## What you need to do
In the entries below, how many lines contain "Zaire"? Answer with the number and nothing else.

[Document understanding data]
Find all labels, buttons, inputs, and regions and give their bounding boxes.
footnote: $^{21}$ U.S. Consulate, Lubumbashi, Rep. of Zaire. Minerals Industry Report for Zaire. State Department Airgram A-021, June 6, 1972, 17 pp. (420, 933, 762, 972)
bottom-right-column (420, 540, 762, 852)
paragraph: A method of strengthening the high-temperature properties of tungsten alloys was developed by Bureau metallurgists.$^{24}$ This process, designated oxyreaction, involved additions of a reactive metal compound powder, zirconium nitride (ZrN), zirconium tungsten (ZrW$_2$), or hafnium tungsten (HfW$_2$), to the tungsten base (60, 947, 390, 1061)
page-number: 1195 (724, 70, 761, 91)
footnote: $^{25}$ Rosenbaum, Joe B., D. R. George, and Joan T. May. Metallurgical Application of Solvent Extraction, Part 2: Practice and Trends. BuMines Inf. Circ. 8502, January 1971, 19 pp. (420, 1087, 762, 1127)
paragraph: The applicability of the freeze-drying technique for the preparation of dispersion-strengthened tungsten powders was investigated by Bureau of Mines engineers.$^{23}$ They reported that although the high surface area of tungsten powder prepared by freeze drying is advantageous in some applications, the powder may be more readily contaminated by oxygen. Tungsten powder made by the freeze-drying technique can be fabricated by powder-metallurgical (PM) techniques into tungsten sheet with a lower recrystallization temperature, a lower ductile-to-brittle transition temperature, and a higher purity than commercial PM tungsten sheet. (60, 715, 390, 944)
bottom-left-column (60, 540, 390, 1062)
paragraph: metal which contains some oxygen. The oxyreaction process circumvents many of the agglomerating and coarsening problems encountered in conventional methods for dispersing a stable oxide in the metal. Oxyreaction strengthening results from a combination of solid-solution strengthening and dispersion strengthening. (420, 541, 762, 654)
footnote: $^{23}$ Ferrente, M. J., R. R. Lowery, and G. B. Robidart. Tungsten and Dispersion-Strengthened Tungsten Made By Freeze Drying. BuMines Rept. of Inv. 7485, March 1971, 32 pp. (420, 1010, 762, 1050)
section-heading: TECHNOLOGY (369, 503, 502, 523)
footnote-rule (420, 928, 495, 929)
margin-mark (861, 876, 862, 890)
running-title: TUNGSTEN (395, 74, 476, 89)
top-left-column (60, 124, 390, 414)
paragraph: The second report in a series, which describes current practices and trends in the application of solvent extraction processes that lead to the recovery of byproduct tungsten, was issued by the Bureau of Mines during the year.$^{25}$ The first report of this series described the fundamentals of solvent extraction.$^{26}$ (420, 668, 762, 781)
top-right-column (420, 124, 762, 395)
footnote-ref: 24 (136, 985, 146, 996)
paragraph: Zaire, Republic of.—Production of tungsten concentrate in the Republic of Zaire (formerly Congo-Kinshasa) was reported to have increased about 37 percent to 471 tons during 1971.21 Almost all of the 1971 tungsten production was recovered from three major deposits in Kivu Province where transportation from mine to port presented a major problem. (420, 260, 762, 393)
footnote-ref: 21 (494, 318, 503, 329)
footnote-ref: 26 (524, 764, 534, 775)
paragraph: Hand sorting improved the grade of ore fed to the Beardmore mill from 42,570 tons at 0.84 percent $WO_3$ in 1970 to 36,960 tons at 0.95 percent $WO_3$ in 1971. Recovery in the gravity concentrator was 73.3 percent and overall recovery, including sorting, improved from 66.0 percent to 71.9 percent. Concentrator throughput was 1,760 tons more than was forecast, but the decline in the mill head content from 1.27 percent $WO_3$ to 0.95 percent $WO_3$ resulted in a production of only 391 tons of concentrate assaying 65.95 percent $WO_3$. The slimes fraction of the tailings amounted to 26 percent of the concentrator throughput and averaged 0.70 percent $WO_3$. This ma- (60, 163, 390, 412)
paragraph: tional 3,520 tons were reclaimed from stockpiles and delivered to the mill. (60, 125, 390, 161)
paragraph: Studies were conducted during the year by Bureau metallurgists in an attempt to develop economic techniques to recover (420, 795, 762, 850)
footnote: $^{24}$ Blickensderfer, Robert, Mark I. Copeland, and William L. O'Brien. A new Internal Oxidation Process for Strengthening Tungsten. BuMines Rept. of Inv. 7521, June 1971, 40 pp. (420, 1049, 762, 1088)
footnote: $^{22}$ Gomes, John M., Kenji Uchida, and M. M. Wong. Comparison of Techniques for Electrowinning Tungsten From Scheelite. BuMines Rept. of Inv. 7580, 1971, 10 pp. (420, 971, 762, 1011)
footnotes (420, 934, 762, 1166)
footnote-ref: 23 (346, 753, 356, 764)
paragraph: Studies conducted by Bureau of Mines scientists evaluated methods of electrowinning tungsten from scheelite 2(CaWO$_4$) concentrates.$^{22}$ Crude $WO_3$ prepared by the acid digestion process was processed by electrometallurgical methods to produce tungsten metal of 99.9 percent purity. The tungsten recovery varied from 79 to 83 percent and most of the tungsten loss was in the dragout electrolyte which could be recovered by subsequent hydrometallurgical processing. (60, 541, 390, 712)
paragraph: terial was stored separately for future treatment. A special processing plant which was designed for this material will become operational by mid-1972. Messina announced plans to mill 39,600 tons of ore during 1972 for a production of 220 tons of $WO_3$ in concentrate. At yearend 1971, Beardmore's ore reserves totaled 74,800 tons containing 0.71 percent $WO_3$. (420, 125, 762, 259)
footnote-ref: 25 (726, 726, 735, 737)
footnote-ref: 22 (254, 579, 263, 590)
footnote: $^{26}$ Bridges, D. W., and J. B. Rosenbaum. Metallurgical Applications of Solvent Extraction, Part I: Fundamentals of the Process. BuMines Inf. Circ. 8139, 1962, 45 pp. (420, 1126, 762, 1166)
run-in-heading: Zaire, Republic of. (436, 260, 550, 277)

--

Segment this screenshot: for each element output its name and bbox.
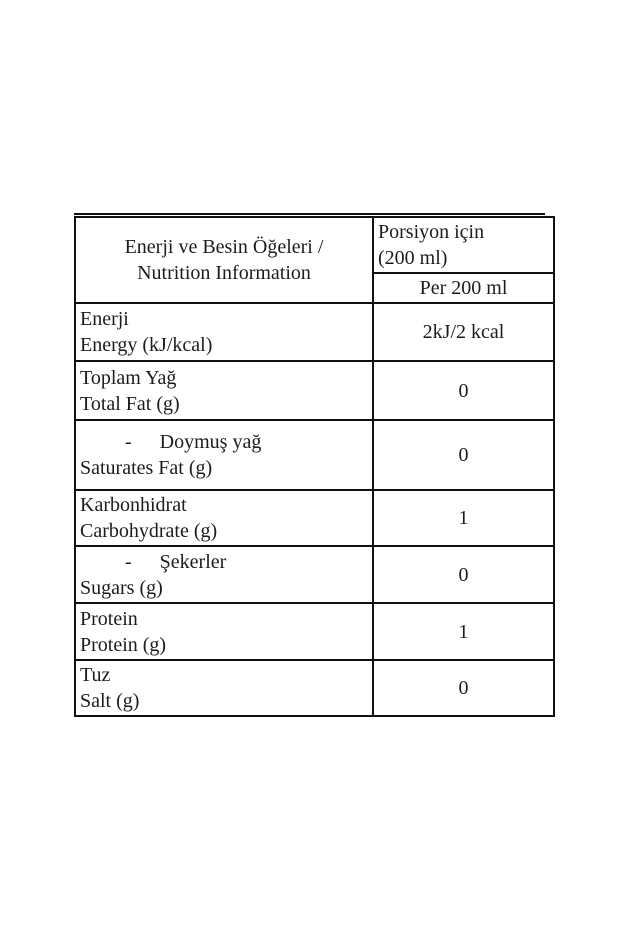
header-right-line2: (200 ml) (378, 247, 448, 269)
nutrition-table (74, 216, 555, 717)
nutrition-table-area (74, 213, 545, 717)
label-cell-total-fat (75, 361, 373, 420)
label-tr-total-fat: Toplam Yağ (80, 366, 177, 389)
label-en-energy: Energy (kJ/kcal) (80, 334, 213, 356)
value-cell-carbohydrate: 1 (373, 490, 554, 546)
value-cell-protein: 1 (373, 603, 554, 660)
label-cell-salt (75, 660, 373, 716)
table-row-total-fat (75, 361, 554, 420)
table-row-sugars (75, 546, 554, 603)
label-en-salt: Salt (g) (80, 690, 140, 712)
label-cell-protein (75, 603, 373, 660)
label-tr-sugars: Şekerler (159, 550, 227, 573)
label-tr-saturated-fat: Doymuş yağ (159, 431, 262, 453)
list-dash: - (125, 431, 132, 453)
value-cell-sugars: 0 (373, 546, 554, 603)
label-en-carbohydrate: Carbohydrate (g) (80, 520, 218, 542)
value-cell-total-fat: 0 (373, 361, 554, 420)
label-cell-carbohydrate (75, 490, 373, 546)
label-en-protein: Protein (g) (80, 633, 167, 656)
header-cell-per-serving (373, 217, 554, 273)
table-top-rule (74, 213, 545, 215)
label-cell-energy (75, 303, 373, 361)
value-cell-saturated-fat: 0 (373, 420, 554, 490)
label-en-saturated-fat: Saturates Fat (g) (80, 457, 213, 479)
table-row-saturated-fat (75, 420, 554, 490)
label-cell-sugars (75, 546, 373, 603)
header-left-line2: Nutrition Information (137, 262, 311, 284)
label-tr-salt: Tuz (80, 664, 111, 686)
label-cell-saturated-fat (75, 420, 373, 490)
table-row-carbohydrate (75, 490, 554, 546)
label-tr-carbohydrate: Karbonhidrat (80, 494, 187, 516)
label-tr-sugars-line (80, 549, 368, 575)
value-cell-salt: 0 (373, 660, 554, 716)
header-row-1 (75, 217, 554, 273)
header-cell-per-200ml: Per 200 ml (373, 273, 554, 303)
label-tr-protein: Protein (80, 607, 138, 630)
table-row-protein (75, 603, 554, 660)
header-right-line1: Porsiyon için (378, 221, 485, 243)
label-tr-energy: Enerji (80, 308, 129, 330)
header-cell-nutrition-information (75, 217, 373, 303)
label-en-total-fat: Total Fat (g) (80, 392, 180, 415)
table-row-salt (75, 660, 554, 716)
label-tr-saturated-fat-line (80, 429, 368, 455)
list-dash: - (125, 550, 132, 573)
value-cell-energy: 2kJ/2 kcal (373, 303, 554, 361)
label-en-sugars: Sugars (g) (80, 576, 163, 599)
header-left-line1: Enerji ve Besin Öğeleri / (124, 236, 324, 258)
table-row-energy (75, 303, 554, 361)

## Task solution
3